◆ **Supplied material**
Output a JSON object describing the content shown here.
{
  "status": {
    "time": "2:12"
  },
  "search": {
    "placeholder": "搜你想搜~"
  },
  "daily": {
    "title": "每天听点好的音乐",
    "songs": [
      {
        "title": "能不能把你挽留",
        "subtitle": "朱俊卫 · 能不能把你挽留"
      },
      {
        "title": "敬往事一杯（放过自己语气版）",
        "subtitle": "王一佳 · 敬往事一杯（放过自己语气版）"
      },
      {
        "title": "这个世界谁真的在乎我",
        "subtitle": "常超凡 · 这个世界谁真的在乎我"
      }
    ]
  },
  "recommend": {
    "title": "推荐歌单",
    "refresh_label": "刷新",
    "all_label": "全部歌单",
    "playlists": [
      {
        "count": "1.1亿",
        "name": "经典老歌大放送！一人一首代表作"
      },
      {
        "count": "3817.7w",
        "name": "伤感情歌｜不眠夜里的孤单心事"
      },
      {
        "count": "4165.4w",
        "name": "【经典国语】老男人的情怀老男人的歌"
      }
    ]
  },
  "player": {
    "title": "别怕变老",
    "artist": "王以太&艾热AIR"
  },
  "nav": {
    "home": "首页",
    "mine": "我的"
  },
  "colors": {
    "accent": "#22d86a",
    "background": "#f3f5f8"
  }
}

◆ **Aim of the exercise**
Pull every line holding "这个世界谁真的在乎我" out of the records.

◆ **Reply to the task**
        "title": "这个世界谁真的在乎我",
        "subtitle": "常超凡 · 这个世界谁真的在乎我"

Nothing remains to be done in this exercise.